§ AIM OF THE EXERCISE
Provide an exact reproduction of every entry.
★ ★ ★ ★
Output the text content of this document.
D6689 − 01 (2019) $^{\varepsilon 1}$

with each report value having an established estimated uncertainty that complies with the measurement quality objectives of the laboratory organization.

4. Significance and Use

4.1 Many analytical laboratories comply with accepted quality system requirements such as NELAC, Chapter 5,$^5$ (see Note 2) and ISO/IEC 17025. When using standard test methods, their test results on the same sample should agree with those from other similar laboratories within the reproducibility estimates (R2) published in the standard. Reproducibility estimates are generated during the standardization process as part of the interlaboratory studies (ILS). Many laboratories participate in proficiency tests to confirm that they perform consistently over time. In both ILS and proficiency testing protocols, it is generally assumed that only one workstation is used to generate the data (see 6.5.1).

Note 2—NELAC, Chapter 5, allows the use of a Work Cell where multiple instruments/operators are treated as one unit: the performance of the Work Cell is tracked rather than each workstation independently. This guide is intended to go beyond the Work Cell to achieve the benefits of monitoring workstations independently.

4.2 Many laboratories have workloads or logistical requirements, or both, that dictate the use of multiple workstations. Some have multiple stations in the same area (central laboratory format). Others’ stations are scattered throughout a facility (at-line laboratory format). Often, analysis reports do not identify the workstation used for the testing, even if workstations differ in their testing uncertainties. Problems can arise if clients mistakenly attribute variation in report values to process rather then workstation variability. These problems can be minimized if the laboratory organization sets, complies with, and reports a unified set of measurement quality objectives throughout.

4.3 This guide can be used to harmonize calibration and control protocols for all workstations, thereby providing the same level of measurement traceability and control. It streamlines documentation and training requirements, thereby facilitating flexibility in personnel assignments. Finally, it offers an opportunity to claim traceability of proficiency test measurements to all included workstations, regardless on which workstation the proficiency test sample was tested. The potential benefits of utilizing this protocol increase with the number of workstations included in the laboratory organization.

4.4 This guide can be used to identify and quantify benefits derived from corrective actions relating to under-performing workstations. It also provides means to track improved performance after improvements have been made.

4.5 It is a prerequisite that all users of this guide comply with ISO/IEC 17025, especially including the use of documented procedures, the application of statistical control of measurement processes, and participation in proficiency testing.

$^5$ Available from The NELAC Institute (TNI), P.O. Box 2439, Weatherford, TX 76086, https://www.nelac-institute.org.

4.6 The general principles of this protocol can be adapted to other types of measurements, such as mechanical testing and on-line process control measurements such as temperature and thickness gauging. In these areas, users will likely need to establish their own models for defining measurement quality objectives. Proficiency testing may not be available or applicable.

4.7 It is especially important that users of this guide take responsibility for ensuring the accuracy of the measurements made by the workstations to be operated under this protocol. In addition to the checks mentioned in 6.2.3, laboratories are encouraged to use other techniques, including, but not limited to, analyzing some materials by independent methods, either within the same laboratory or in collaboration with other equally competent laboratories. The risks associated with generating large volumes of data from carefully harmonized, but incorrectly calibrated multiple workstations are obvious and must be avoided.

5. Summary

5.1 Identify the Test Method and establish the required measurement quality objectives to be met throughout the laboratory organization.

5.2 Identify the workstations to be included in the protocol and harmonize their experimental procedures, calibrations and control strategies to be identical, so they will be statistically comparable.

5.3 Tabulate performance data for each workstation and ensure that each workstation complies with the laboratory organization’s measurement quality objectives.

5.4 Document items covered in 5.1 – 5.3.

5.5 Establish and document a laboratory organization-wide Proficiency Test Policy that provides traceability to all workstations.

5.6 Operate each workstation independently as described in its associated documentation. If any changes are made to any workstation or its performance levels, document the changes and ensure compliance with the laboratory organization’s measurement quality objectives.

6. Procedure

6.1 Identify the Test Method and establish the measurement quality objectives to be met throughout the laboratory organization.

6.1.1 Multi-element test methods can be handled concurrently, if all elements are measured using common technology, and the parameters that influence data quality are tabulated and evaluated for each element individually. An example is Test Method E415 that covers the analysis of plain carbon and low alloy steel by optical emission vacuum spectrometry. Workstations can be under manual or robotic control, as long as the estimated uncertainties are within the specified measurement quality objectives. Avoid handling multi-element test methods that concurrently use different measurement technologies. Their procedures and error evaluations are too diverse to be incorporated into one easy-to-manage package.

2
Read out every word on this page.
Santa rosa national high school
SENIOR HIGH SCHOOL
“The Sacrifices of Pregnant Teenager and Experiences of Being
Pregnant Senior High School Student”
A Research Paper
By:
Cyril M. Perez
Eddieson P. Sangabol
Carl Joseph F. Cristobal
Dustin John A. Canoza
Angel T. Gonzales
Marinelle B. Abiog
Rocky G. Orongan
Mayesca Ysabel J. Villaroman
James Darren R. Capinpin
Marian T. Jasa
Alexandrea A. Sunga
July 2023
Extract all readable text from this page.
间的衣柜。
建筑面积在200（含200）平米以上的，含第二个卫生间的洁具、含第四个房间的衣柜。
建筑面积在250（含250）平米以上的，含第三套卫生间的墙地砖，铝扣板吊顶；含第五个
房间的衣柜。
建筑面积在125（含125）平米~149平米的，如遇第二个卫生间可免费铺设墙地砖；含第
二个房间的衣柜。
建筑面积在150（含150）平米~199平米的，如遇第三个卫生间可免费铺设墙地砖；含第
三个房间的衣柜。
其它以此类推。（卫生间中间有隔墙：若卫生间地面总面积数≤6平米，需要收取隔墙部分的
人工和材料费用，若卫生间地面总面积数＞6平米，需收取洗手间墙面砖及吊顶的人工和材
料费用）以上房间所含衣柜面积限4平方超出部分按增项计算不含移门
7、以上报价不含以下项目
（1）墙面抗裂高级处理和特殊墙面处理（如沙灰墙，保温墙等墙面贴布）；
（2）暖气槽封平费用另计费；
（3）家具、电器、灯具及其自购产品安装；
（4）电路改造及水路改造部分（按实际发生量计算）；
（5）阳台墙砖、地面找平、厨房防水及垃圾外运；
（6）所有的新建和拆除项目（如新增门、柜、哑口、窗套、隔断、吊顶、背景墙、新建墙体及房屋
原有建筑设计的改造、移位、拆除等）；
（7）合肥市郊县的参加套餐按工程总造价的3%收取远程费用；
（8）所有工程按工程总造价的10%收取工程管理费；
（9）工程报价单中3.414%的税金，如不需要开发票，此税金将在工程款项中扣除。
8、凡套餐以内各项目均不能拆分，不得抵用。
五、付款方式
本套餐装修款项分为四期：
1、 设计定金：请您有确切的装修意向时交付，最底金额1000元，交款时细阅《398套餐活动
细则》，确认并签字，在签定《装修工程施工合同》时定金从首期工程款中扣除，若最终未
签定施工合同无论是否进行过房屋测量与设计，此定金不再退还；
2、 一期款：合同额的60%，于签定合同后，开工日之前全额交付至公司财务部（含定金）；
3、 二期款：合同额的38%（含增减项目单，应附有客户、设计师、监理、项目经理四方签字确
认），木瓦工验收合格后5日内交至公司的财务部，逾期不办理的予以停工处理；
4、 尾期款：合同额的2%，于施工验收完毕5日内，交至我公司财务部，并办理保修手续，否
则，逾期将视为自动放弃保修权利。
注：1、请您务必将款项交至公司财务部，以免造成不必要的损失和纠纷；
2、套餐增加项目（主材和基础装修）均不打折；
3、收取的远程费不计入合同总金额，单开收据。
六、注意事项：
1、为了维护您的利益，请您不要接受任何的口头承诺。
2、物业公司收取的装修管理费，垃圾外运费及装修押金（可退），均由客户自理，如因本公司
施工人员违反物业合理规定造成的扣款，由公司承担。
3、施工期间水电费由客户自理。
★ ★ ★ ★
§ TASK RESULT
Output the text content of this document.
D6689 − 01 (2019) $^{\varepsilon 1}$

with each report value having an established estimated uncertainty that complies with the measurement quality objectives of the laboratory organization.

4. Significance and Use

4.1 Many analytical laboratories comply with accepted quality system requirements such as NELAC, Chapter 5,$^5$ (see Note 2) and ISO/IEC 17025. When using standard test methods, their test results on the same sample should agree with those from other similar laboratories within the reproducibility estimates (R2) published in the standard. Reproducibility estimates are generated during the standardization process as part of the interlaboratory studies (ILS). Many laboratories participate in proficiency tests to confirm that they perform consistently over time. In both ILS and proficiency testing protocols, it is generally assumed that only one workstation is used to generate the data (see 6.5.1).

Note 2—NELAC, Chapter 5, allows the use of a Work Cell where multiple instruments/operators are treated as one unit: the performance of the Work Cell is tracked rather than each workstation independently. This guide is intended to go beyond the Work Cell to achieve the benefits of monitoring workstations independently.

4.2 Many laboratories have workloads or logistical requirements, or both, that dictate the use of multiple workstations. Some have multiple stations in the same area (central laboratory format). Others’ stations are scattered throughout a facility (at-line laboratory format). Often, analysis reports do not identify the workstation used for the testing, even if workstations differ in their testing uncertainties. Problems can arise if clients mistakenly attribute variation in report values to process rather then workstation variability. These problems can be minimized if the laboratory organization sets, complies with, and reports a unified set of measurement quality objectives throughout.

4.3 This guide can be used to harmonize calibration and control protocols for all workstations, thereby providing the same level of measurement traceability and control. It streamlines documentation and training requirements, thereby facilitating flexibility in personnel assignments. Finally, it offers an opportunity to claim traceability of proficiency test measurements to all included workstations, regardless on which workstation the proficiency test sample was tested. The potential benefits of utilizing this protocol increase with the number of workstations included in the laboratory organization.

4.4 This guide can be used to identify and quantify benefits derived from corrective actions relating to under-performing workstations. It also provides means to track improved performance after improvements have been made.

4.5 It is a prerequisite that all users of this guide comply with ISO/IEC 17025, especially including the use of documented procedures, the application of statistical control of measurement processes, and participation in proficiency testing.

$^5$ Available from The NELAC Institute (TNI), P.O. Box 2439, Weatherford, TX 76086, https://www.nelac-institute.org.

4.6 The general principles of this protocol can be adapted to other types of measurements, such as mechanical testing and on-line process control measurements such as temperature and thickness gauging. In these areas, users will likely need to establish their own models for defining measurement quality objectives. Proficiency testing may not be available or applicable.

4.7 It is especially important that users of this guide take responsibility for ensuring the accuracy of the measurements made by the workstations to be operated under this protocol. In addition to the checks mentioned in 6.2.3, laboratories are encouraged to use other techniques, including, but not limited to, analyzing some materials by independent methods, either within the same laboratory or in collaboration with other equally competent laboratories. The risks associated with generating large volumes of data from carefully harmonized, but incorrectly calibrated multiple workstations are obvious and must be avoided.

5. Summary

5.1 Identify the Test Method and establish the required measurement quality objectives to be met throughout the laboratory organization.

5.2 Identify the workstations to be included in the protocol and harmonize their experimental procedures, calibrations and control strategies to be identical, so they will be statistically comparable.

5.3 Tabulate performance data for each workstation and ensure that each workstation complies with the laboratory organization’s measurement quality objectives.

5.4 Document items covered in 5.1 – 5.3.

5.5 Establish and document a laboratory organization-wide Proficiency Test Policy that provides traceability to all workstations.

5.6 Operate each workstation independently as described in its associated documentation. If any changes are made to any workstation or its performance levels, document the changes and ensure compliance with the laboratory organization’s measurement quality objectives.

6. Procedure

6.1 Identify the Test Method and establish the measurement quality objectives to be met throughout the laboratory organization.

6.1.1 Multi-element test methods can be handled concurrently, if all elements are measured using common technology, and the parameters that influence data quality are tabulated and evaluated for each element individually. An example is Test Method E415 that covers the analysis of plain carbon and low alloy steel by optical emission vacuum spectrometry. Workstations can be under manual or robotic control, as long as the estimated uncertainties are within the specified measurement quality objectives. Avoid handling multi-element test methods that concurrently use different measurement technologies. Their procedures and error evaluations are too diverse to be incorporated into one easy-to-manage package.

2
Read out every word on this page.
Santa rosa national high school
SENIOR HIGH SCHOOL
“The Sacrifices of Pregnant Teenager and Experiences of Being
Pregnant Senior High School Student”
A Research Paper
By:
Cyril M. Perez
Eddieson P. Sangabol
Carl Joseph F. Cristobal
Dustin John A. Canoza
Angel T. Gonzales
Marinelle B. Abiog
Rocky G. Orongan
Mayesca Ysabel J. Villaroman
James Darren R. Capinpin
Marian T. Jasa
Alexandrea A. Sunga
July 2023
Extract all readable text from this page.
间的衣柜。
建筑面积在200（含200）平米以上的，含第二个卫生间的洁具、含第四个房间的衣柜。
建筑面积在250（含250）平米以上的，含第三套卫生间的墙地砖，铝扣板吊顶；含第五个
房间的衣柜。
建筑面积在125（含125）平米~149平米的，如遇第二个卫生间可免费铺设墙地砖；含第
二个房间的衣柜。
建筑面积在150（含150）平米~199平米的，如遇第三个卫生间可免费铺设墙地砖；含第
三个房间的衣柜。
其它以此类推。（卫生间中间有隔墙：若卫生间地面总面积数≤6平米，需要收取隔墙部分的
人工和材料费用，若卫生间地面总面积数＞6平米，需收取洗手间墙面砖及吊顶的人工和材
料费用）以上房间所含衣柜面积限4平方超出部分按增项计算不含移门
7、以上报价不含以下项目
（1）墙面抗裂高级处理和特殊墙面处理（如沙灰墙，保温墙等墙面贴布）；
（2）暖气槽封平费用另计费；
（3）家具、电器、灯具及其自购产品安装；
（4）电路改造及水路改造部分（按实际发生量计算）；
（5）阳台墙砖、地面找平、厨房防水及垃圾外运；
（6）所有的新建和拆除项目（如新增门、柜、哑口、窗套、隔断、吊顶、背景墙、新建墙体及房屋
原有建筑设计的改造、移位、拆除等）；
（7）合肥市郊县的参加套餐按工程总造价的3%收取远程费用；
（8）所有工程按工程总造价的10%收取工程管理费；
（9）工程报价单中3.414%的税金，如不需要开发票，此税金将在工程款项中扣除。
8、凡套餐以内各项目均不能拆分，不得抵用。
五、付款方式
本套餐装修款项分为四期：
1、 设计定金：请您有确切的装修意向时交付，最底金额1000元，交款时细阅《398套餐活动
细则》，确认并签字，在签定《装修工程施工合同》时定金从首期工程款中扣除，若最终未
签定施工合同无论是否进行过房屋测量与设计，此定金不再退还；
2、 一期款：合同额的60%，于签定合同后，开工日之前全额交付至公司财务部（含定金）；
3、 二期款：合同额的38%（含增减项目单，应附有客户、设计师、监理、项目经理四方签字确
认），木瓦工验收合格后5日内交至公司的财务部，逾期不办理的予以停工处理；
4、 尾期款：合同额的2%，于施工验收完毕5日内，交至我公司财务部，并办理保修手续，否
则，逾期将视为自动放弃保修权利。
注：1、请您务必将款项交至公司财务部，以免造成不必要的损失和纠纷；
2、套餐增加项目（主材和基础装修）均不打折；
3、收取的远程费不计入合同总金额，单开收据。
六、注意事项：
1、为了维护您的利益，请您不要接受任何的口头承诺。
2、物业公司收取的装修管理费，垃圾外运费及装修押金（可退），均由客户自理，如因本公司
施工人员违反物业合理规定造成的扣款，由公司承担。
3、施工期间水电费由客户自理。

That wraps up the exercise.